== Provided data

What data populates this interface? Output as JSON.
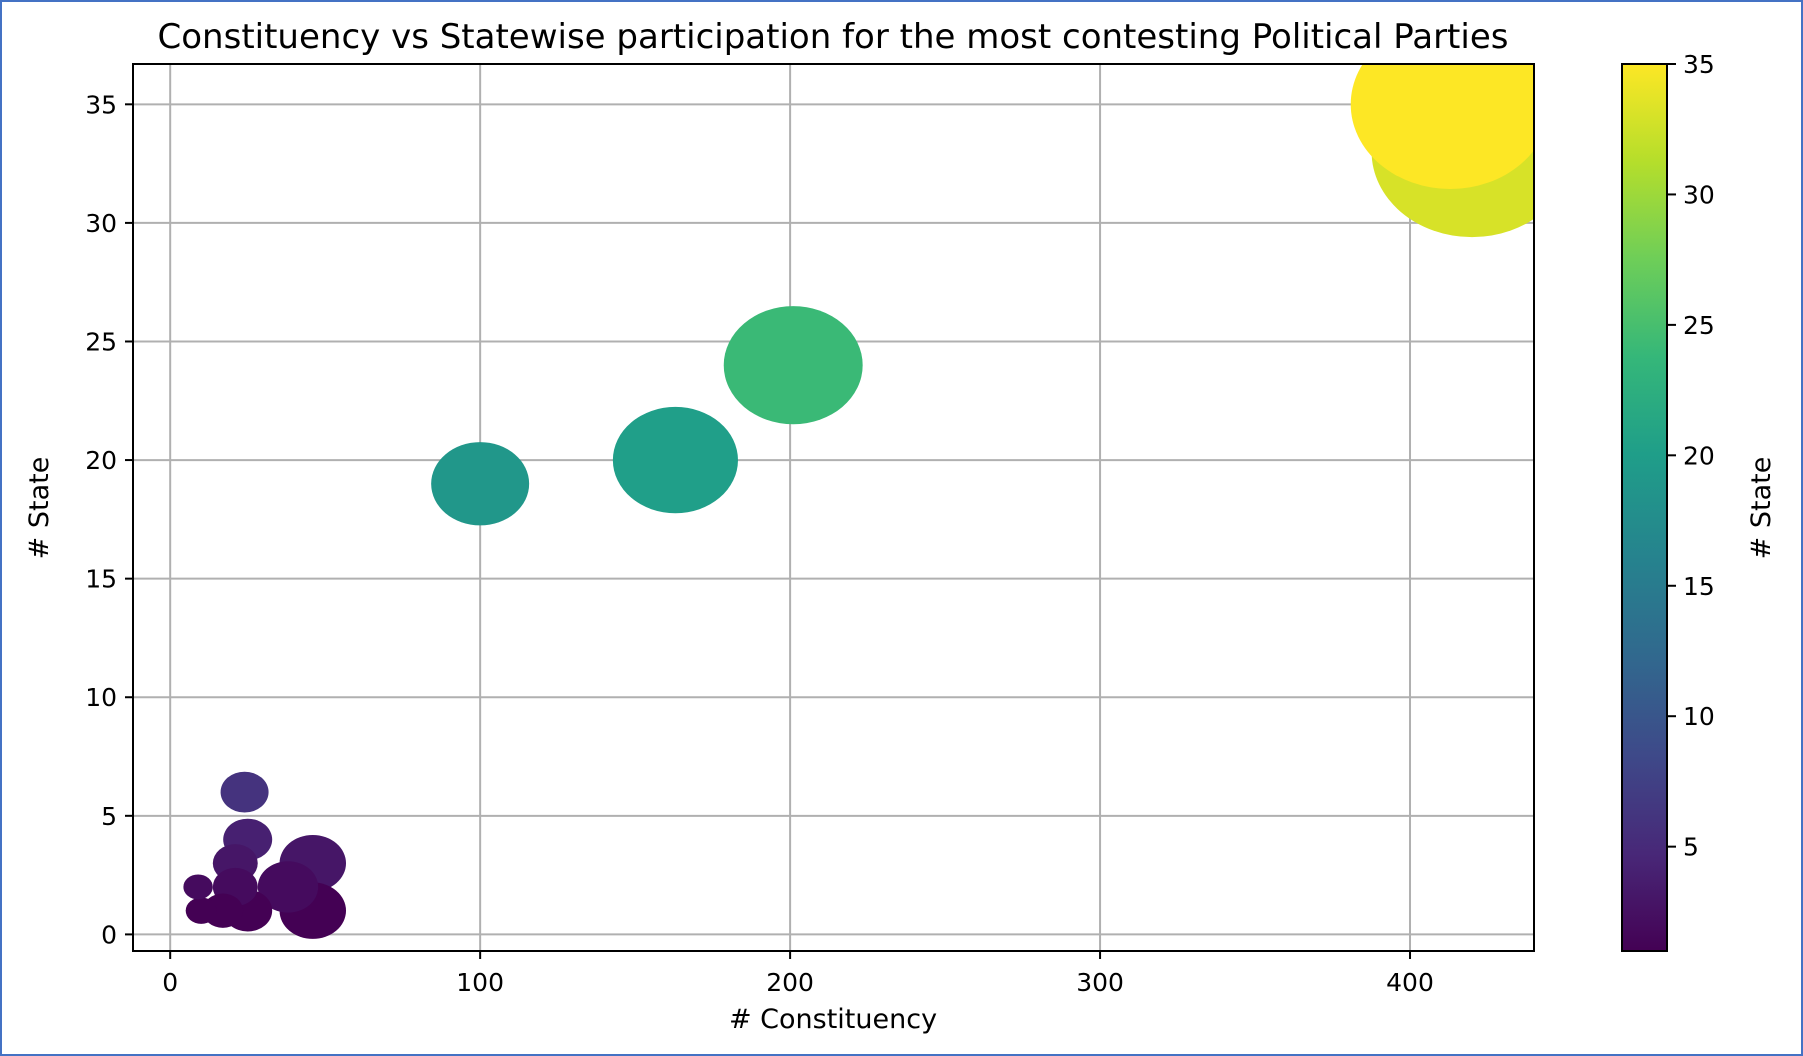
{
  "chart_data": {
    "type": "scatter",
    "title": "Constituency vs Statewise participation for the most contesting Political Parties",
    "xlabel": "# Constituency",
    "ylabel": "# State",
    "xlim": [
      -12,
      440
    ],
    "ylim": [
      -0.7,
      36.7
    ],
    "xticks": [
      0,
      100,
      200,
      300,
      400
    ],
    "yticks": [
      0,
      5,
      10,
      15,
      20,
      25,
      30,
      35
    ],
    "grid": true,
    "colormap": "viridis",
    "colorbar": {
      "label": "# State",
      "range": [
        1,
        35
      ],
      "ticks": [
        5,
        10,
        15,
        20,
        25,
        30,
        35
      ]
    },
    "points": [
      {
        "x": 420,
        "y": 33
      },
      {
        "x": 413,
        "y": 35
      },
      {
        "x": 201,
        "y": 24
      },
      {
        "x": 163,
        "y": 20
      },
      {
        "x": 100,
        "y": 19
      },
      {
        "x": 24,
        "y": 6
      },
      {
        "x": 25,
        "y": 4
      },
      {
        "x": 46,
        "y": 3
      },
      {
        "x": 21,
        "y": 3
      },
      {
        "x": 38,
        "y": 2
      },
      {
        "x": 21,
        "y": 2
      },
      {
        "x": 9,
        "y": 2
      },
      {
        "x": 46,
        "y": 1
      },
      {
        "x": 25,
        "y": 1
      },
      {
        "x": 17,
        "y": 1
      },
      {
        "x": 10,
        "y": 1
      }
    ]
  }
}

====

Copy out the entries verbatim and leave the images out.

:: Result of this exercise ::
What data populates this interface? Output as JSON.
{
  "chart_data": {
    "type": "scatter",
    "title": "Constituency vs Statewise participation for the most contesting Political Parties",
    "xlabel": "# Constituency",
    "ylabel": "# State",
    "xlim": [
      -12,
      440
    ],
    "ylim": [
      -0.7,
      36.7
    ],
    "xticks": [
      0,
      100,
      200,
      300,
      400
    ],
    "yticks": [
      0,
      5,
      10,
      15,
      20,
      25,
      30,
      35
    ],
    "grid": true,
    "colormap": "viridis",
    "colorbar": {
      "label": "# State",
      "range": [
        1,
        35
      ],
      "ticks": [
        5,
        10,
        15,
        20,
        25,
        30,
        35
      ]
    },
    "points": [
      {
        "x": 420,
        "y": 33
      },
      {
        "x": 413,
        "y": 35
      },
      {
        "x": 201,
        "y": 24
      },
      {
        "x": 163,
        "y": 20
      },
      {
        "x": 100,
        "y": 19
      },
      {
        "x": 24,
        "y": 6
      },
      {
        "x": 25,
        "y": 4
      },
      {
        "x": 46,
        "y": 3
      },
      {
        "x": 21,
        "y": 3
      },
      {
        "x": 38,
        "y": 2
      },
      {
        "x": 21,
        "y": 2
      },
      {
        "x": 9,
        "y": 2
      },
      {
        "x": 46,
        "y": 1
      },
      {
        "x": 25,
        "y": 1
      },
      {
        "x": 17,
        "y": 1
      },
      {
        "x": 10,
        "y": 1
      }
    ]
  }
}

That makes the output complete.